[PERINTAH TUGAS 1] Ulangi bagian teks tentang krisis air dari "Oleh Rikson Ch." sampai "menyajikan pemandangan serupa.", tanpa mengubah satu kata pun.

Catatan 22 April 2010 (Waktu Hari Bumi)
Oleh Rikson Ch. Karundeng
Ayampun masih enggan turun dari peraduannya, namun para ibu dan anak-anak sudah memulai sebuah gerakan perjuangan demi kehidupan. Perjalanan selama beberapa jam sambil menerjang bukit-bukit berbatu adalah rutinitas yang biasa mereka jalani hingga 3 kali sehari. Antrian panjang adalah sebuah tahap selanjutnya yang harus dinikmati untuk bisa mengambil air dari Sungai Toiro yang semakin hari semakin sedikit dan semakin kecoklatan.
Pemandangan ini adalah sesuatu yang sepertinya tak pantas bagi manusia, namun itulah kenyataan yang harus dialami masyarakat Desa Foro, di distrik Konso di barat daya Etiopia. Pemandangan ini hanyalah satu potret dari begitu banyak tempat di dunia ini yang kini menyajikan pemandangan serupa.
Sementara masyarakat di Afrika melawan ganasnya gurun agar dapat mengantri untuk mendapatkan setetes air kotor, masyarakat di wilayah Israel, Yordania dan Palestina harus melewati “ritual bertikai” demi menyentuh Sungai Yordan. “Dari jendela depan kami dapat memandang bahwa kami bisa melintasi lembah cokelat kering itu hingga ke barisan tumbuhan hijau kelabu yang menandai aliran Sungai Yordan. Ya, untuk sesaat airnya tampak bisa dijangkau. Tapi untuk sampai ke tempat itu aku harus melompati pagar listrik, menyeberangi ladang ranjau, dan melawan tentara Israel," ujar Salamah.

[DATA LATIHAN INI]
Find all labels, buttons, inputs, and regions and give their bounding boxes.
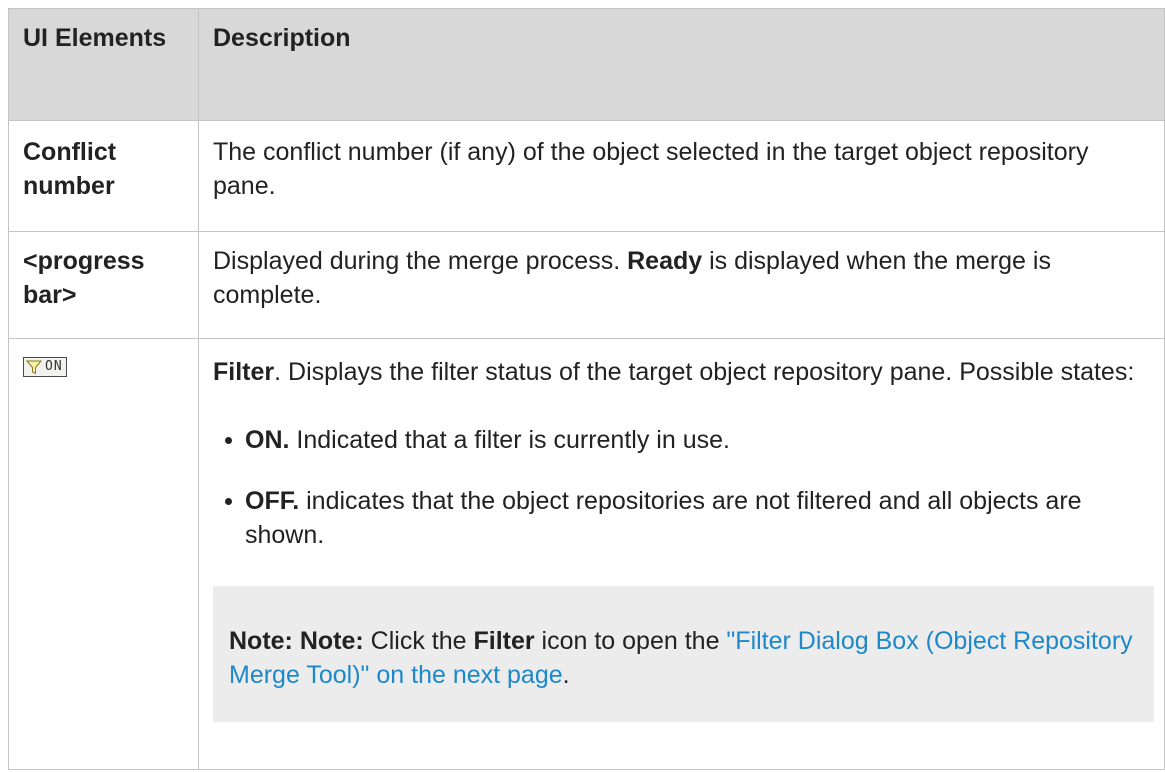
description-cell: Filter. Displays the filter status of th… — [198, 338, 1165, 770]
filter-description: Filter. Displays the filter status of th… — [213, 355, 1154, 389]
header-ui-elements-label: UI Elements — [23, 24, 167, 52]
description-cell: Displayed during the merge process. Read… — [198, 231, 1165, 339]
description-part: Displayed during the merge process. — [213, 247, 628, 275]
note-box: Note: Note: Click the Filter icon to ope… — [213, 586, 1154, 722]
description-part: . Displays the filter status of the targ… — [274, 358, 1135, 386]
filter-states-list: ON. Indicated that a filter is currently… — [213, 423, 1154, 552]
ui-element-cell: ON — [8, 338, 199, 770]
description-text: The conflict number (if any) of the obje… — [213, 138, 1089, 200]
funnel-icon — [26, 360, 42, 374]
note-label: Note: Note: — [229, 627, 364, 655]
bullet-bold: OFF. — [245, 487, 300, 515]
table-row: ON Filter. Displays the filter status of… — [8, 338, 1165, 770]
note-text: icon to open the — [534, 627, 727, 655]
filter-on-icon: ON — [23, 357, 67, 377]
ui-element-label: Conflict number — [23, 138, 117, 200]
note-text: Click the — [363, 627, 474, 655]
table-header-row: UI Elements Description — [8, 8, 1165, 121]
ui-element-cell: Conflict number — [8, 120, 199, 232]
description-bold: Filter — [213, 358, 275, 386]
ui-element-label: <progress bar> — [23, 247, 145, 309]
bullet-dot — [225, 437, 232, 444]
description-bold: Ready — [627, 247, 703, 275]
list-item: ON. Indicated that a filter is currently… — [213, 423, 1154, 457]
note-text: . — [562, 661, 570, 689]
ui-element-cell: <progress bar> — [8, 231, 199, 339]
list-item: OFF. indicates that the object repositor… — [213, 484, 1154, 552]
ui-elements-table: UI Elements Description Conflict number … — [8, 8, 1165, 770]
table-row: Conflict number The conflict number (if … — [8, 120, 1165, 232]
description-text: Displayed during the merge process. Read… — [199, 232, 1164, 312]
bullet-text: Indicated that a filter is currently in … — [289, 426, 730, 454]
table-row: <progress bar> Displayed during the merg… — [8, 231, 1165, 339]
note-bold: Filter — [473, 627, 535, 655]
bullet-dot — [225, 498, 232, 505]
description-cell: The conflict number (if any) of the obje… — [198, 120, 1165, 232]
bullet-bold: ON. — [245, 426, 290, 454]
header-description-label: Description — [213, 24, 351, 52]
bullet-text: indicates that the object repositories a… — [245, 487, 1082, 549]
filter-on-text: ON — [45, 359, 63, 374]
header-description: Description — [198, 8, 1165, 121]
header-ui-elements: UI Elements — [8, 8, 199, 121]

[PERINTAH TUGAS 2] Tulis kembali baris-baris data di atas, dari baris yang memuat "description-cell: Filter. Displays" sampai baris yang memuat "bullet-bold: OFF. — [245, 487, 300, 515]", sama persis tanpa ada yang diubah.

[JAWABAN LATIHAN 1]
Oleh Rikson Ch. Karundeng
Ayampun masih enggan turun dari peraduannya, namun para ibu dan anak-anak sudah memulai sebuah gerakan perjuangan demi kehidupan. Perjalanan selama beberapa jam sambil menerjang bukit-bukit berbatu adalah rutinitas yang biasa mereka jalani hingga 3 kali sehari. Antrian panjang adalah sebuah tahap selanjutnya yang harus dinikmati untuk bisa mengambil air dari Sungai Toiro yang semakin hari semakin sedikit dan semakin kecoklatan.
Pemandangan ini adalah sesuatu yang sepertinya tak pantas bagi manusia, namun itulah kenyataan yang harus dialami masyarakat Desa Foro, di distrik Konso di barat daya Etiopia. Pemandangan ini hanyalah satu potret dari begitu banyak tempat di dunia ini yang kini menyajikan pemandangan serupa.

[JAWABAN LATIHAN 2]
description-cell: Filter. Displays the filter status of th… — [198, 338, 1165, 770]
filter-description: Filter. Displays the filter status of th… — [213, 355, 1154, 389]
header-ui-elements-label: UI Elements — [23, 24, 167, 52]
description-cell: Displayed during the merge process. Read… — [198, 231, 1165, 339]
description-part: Displayed during the merge process. — [213, 247, 628, 275]
note-box: Note: Note: Click the Filter icon to ope… — [213, 586, 1154, 722]
description-part: . Displays the filter status of the targ… — [274, 358, 1135, 386]
filter-states-list: ON. Indicated that a filter is currently… — [213, 423, 1154, 552]
ui-element-cell: ON — [8, 338, 199, 770]
description-text: The conflict number (if any) of the obje… — [213, 138, 1089, 200]
funnel-icon — [26, 360, 42, 374]
note-label: Note: Note: — [229, 627, 364, 655]
bullet-bold: OFF. — [245, 487, 300, 515]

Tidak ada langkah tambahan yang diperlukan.